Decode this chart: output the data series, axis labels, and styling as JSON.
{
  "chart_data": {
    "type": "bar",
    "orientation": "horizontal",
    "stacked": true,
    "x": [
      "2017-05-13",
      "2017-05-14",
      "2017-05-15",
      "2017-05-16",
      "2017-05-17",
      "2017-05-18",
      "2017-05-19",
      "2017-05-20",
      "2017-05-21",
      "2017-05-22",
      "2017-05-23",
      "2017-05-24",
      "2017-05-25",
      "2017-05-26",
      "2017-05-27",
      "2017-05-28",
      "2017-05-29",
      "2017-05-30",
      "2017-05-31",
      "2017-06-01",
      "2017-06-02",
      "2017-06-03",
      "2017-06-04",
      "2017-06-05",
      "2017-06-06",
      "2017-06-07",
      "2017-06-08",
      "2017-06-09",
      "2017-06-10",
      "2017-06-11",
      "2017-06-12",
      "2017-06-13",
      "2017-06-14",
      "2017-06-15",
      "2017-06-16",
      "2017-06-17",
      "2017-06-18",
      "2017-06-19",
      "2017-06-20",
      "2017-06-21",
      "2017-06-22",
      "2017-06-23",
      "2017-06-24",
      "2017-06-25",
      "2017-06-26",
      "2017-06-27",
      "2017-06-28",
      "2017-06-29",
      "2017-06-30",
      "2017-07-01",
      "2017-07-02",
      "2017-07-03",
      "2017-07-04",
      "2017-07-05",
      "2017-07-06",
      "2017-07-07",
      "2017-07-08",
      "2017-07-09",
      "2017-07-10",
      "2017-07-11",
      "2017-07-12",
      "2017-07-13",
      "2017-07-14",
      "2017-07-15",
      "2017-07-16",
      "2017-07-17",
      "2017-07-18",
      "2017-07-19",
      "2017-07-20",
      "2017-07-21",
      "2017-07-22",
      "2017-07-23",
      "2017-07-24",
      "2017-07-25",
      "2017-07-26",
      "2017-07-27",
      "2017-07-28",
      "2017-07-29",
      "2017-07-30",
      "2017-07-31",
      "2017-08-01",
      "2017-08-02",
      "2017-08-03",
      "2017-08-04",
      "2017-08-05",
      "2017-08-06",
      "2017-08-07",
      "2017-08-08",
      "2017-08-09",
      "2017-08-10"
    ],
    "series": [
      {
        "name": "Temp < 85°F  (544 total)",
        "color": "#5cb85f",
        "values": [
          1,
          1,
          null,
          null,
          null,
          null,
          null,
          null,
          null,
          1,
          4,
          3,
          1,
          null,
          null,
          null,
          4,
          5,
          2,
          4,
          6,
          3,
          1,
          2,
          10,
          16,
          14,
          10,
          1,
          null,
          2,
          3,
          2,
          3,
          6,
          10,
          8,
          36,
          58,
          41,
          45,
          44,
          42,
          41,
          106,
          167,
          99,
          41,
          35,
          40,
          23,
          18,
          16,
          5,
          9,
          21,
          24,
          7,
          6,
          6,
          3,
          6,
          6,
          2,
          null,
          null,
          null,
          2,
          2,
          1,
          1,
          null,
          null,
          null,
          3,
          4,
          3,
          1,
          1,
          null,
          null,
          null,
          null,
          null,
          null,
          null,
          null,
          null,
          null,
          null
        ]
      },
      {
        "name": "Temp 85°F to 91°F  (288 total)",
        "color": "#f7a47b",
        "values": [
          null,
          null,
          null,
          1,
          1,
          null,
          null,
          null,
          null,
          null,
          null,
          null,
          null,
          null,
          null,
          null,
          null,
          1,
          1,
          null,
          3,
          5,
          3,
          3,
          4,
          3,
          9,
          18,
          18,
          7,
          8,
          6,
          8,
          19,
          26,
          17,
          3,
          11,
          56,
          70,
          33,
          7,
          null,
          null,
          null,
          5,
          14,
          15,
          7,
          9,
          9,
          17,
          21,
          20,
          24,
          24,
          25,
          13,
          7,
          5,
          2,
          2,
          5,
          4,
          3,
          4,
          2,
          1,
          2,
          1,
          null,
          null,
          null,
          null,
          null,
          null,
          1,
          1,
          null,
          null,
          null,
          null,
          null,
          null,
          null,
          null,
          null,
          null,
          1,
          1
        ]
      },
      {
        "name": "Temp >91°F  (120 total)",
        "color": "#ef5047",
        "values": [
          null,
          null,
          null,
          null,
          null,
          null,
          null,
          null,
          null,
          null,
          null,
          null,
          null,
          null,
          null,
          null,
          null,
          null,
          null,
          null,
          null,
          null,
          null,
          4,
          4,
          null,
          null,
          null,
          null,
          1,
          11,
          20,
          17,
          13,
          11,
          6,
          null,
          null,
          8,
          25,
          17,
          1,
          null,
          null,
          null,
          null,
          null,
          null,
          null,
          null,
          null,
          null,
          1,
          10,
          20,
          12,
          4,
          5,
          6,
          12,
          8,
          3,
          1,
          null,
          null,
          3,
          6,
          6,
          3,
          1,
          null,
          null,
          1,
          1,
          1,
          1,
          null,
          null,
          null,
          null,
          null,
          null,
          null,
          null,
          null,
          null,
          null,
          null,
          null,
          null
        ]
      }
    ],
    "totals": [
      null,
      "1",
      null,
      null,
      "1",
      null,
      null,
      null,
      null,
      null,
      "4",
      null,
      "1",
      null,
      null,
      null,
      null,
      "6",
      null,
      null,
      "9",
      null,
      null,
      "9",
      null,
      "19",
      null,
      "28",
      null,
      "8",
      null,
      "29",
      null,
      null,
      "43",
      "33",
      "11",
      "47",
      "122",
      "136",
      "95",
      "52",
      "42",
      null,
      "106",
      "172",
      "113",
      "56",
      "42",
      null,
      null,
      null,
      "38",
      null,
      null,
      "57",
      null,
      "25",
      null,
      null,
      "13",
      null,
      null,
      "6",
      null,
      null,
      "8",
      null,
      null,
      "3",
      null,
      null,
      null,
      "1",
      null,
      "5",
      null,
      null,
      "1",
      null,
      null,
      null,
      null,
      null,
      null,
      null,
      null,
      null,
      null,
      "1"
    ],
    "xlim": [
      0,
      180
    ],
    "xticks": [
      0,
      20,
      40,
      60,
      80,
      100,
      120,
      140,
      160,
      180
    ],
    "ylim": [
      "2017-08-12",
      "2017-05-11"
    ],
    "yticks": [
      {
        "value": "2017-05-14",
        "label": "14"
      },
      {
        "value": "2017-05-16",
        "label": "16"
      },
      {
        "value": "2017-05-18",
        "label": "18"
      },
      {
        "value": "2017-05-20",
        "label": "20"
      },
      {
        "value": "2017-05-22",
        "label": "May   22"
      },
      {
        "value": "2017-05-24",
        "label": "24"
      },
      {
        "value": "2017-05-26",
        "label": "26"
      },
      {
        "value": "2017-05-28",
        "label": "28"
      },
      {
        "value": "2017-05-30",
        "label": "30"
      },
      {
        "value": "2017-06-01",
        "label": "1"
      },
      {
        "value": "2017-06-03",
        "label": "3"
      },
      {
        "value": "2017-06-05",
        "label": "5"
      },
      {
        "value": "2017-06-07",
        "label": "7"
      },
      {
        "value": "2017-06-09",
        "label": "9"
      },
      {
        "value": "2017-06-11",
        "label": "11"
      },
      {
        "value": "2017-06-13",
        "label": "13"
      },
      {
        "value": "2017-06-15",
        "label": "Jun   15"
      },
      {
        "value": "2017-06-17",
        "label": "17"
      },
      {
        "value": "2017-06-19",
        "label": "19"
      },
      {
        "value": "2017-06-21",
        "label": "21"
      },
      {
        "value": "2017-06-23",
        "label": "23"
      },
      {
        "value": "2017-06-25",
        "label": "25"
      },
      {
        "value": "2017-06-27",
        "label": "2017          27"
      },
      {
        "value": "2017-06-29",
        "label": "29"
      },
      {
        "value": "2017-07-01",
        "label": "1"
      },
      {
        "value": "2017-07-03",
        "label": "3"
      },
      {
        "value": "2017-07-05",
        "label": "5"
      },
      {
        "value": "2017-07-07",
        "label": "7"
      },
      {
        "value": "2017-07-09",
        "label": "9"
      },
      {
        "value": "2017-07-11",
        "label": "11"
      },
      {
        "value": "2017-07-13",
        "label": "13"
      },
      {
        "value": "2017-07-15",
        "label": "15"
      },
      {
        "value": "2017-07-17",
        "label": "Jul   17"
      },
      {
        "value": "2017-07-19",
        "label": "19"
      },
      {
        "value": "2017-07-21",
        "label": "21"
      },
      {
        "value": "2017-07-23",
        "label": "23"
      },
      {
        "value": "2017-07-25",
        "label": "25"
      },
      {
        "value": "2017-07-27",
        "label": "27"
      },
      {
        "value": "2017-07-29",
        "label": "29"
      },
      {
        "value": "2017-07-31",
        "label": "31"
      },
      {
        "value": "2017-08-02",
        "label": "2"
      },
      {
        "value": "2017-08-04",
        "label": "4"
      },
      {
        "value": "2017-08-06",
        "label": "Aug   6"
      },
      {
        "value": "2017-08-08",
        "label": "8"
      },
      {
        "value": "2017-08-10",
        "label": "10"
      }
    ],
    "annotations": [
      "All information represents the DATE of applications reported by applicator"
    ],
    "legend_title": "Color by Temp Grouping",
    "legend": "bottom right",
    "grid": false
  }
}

# # # # # # #

Problem statement
Within the material above, find the lines that contain the word "Temp"; copy them.

Answer below
        "name": "Temp < 85°F  (544 total)",
        "name": "Temp 85°F to 91°F  (288 total)",
        "name": "Temp >91°F  (120 total)",
    "legend_title": "Color by Temp Grouping",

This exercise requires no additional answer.